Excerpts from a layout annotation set
--------
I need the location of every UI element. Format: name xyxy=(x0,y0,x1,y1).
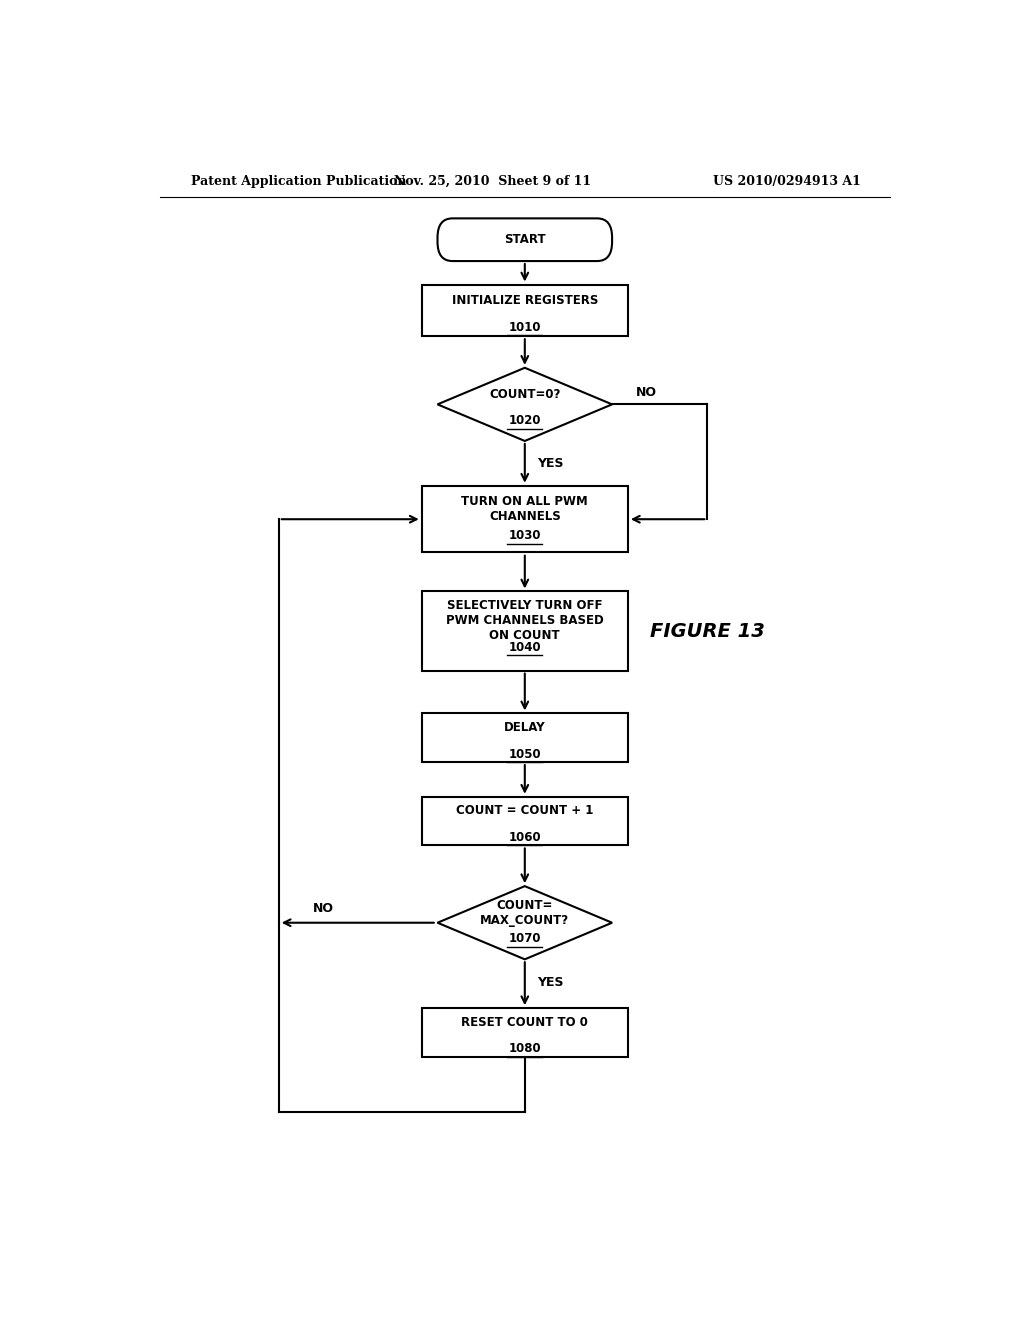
Text: 1020: 1020 xyxy=(509,414,541,428)
Text: SELECTIVELY TURN OFF
PWM CHANNELS BASED
ON COUNT: SELECTIVELY TURN OFF PWM CHANNELS BASED … xyxy=(445,599,604,643)
Polygon shape xyxy=(437,368,612,441)
Text: COUNT=0?: COUNT=0? xyxy=(489,388,560,401)
Text: YES: YES xyxy=(537,457,563,470)
Text: Nov. 25, 2010  Sheet 9 of 11: Nov. 25, 2010 Sheet 9 of 11 xyxy=(394,176,592,189)
Bar xyxy=(422,285,628,337)
Text: NO: NO xyxy=(636,385,657,399)
Bar xyxy=(422,713,628,762)
Text: YES: YES xyxy=(537,977,563,989)
Text: 1050: 1050 xyxy=(509,747,541,760)
Text: FIGURE 13: FIGURE 13 xyxy=(650,622,765,640)
Text: 1030: 1030 xyxy=(509,529,541,543)
Text: 1060: 1060 xyxy=(509,830,541,843)
Bar xyxy=(422,486,628,552)
Text: 1040: 1040 xyxy=(509,640,541,653)
Text: 1070: 1070 xyxy=(509,932,541,945)
Text: US 2010/0294913 A1: US 2010/0294913 A1 xyxy=(713,176,860,189)
Text: NO: NO xyxy=(313,902,334,915)
Text: 1080: 1080 xyxy=(509,1043,541,1055)
Text: START: START xyxy=(504,234,546,247)
Text: 1010: 1010 xyxy=(509,321,541,334)
Text: COUNT = COUNT + 1: COUNT = COUNT + 1 xyxy=(456,804,594,817)
FancyBboxPatch shape xyxy=(437,218,612,261)
Text: Patent Application Publication: Patent Application Publication xyxy=(191,176,407,189)
Text: INITIALIZE REGISTERS: INITIALIZE REGISTERS xyxy=(452,294,598,308)
Text: TURN ON ALL PWM
CHANNELS: TURN ON ALL PWM CHANNELS xyxy=(462,495,588,523)
Polygon shape xyxy=(437,886,612,960)
Text: COUNT=
MAX_COUNT?: COUNT= MAX_COUNT? xyxy=(480,899,569,927)
Text: RESET COUNT TO 0: RESET COUNT TO 0 xyxy=(462,1016,588,1028)
Bar xyxy=(422,1008,628,1057)
Bar xyxy=(422,797,628,846)
Text: DELAY: DELAY xyxy=(504,721,546,734)
Bar xyxy=(422,591,628,671)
--------
- _Task to carry out_: Copy the rows above word for word, leaving out the pictures.

- _Task response_:
I need the location of every UI element. Format: name xyxy=(x0,y0,x1,y1).
Text: 1020: 1020 xyxy=(509,414,541,428)
Text: SELECTIVELY TURN OFF
PWM CHANNELS BASED
ON COUNT: SELECTIVELY TURN OFF PWM CHANNELS BASED … xyxy=(445,599,604,643)
Polygon shape xyxy=(437,368,612,441)
Text: COUNT=0?: COUNT=0? xyxy=(489,388,560,401)
Text: YES: YES xyxy=(537,457,563,470)
Text: Nov. 25, 2010  Sheet 9 of 11: Nov. 25, 2010 Sheet 9 of 11 xyxy=(394,176,592,189)
Bar xyxy=(422,285,628,337)
Text: NO: NO xyxy=(636,385,657,399)
Bar xyxy=(422,713,628,762)
Text: YES: YES xyxy=(537,977,563,989)
Text: 1050: 1050 xyxy=(509,747,541,760)
Text: FIGURE 13: FIGURE 13 xyxy=(650,622,765,640)
Text: 1030: 1030 xyxy=(509,529,541,543)
Text: 1060: 1060 xyxy=(509,830,541,843)
Bar xyxy=(422,486,628,552)
Text: 1040: 1040 xyxy=(509,640,541,653)
Text: 1070: 1070 xyxy=(509,932,541,945)
Text: US 2010/0294913 A1: US 2010/0294913 A1 xyxy=(713,176,860,189)
Text: NO: NO xyxy=(313,902,334,915)
Text: 1080: 1080 xyxy=(509,1043,541,1055)
Text: START: START xyxy=(504,234,546,247)
Text: 1010: 1010 xyxy=(509,321,541,334)
Text: COUNT = COUNT + 1: COUNT = COUNT + 1 xyxy=(456,804,594,817)
FancyBboxPatch shape xyxy=(437,218,612,261)
Text: Patent Application Publication: Patent Application Publication xyxy=(191,176,407,189)
Text: INITIALIZE REGISTERS: INITIALIZE REGISTERS xyxy=(452,294,598,308)
Text: TURN ON ALL PWM
CHANNELS: TURN ON ALL PWM CHANNELS xyxy=(462,495,588,523)
Polygon shape xyxy=(437,886,612,960)
Text: COUNT=
MAX_COUNT?: COUNT= MAX_COUNT? xyxy=(480,899,569,927)
Text: RESET COUNT TO 0: RESET COUNT TO 0 xyxy=(462,1016,588,1028)
Bar xyxy=(422,1008,628,1057)
Bar xyxy=(422,797,628,846)
Text: DELAY: DELAY xyxy=(504,721,546,734)
Bar xyxy=(422,591,628,671)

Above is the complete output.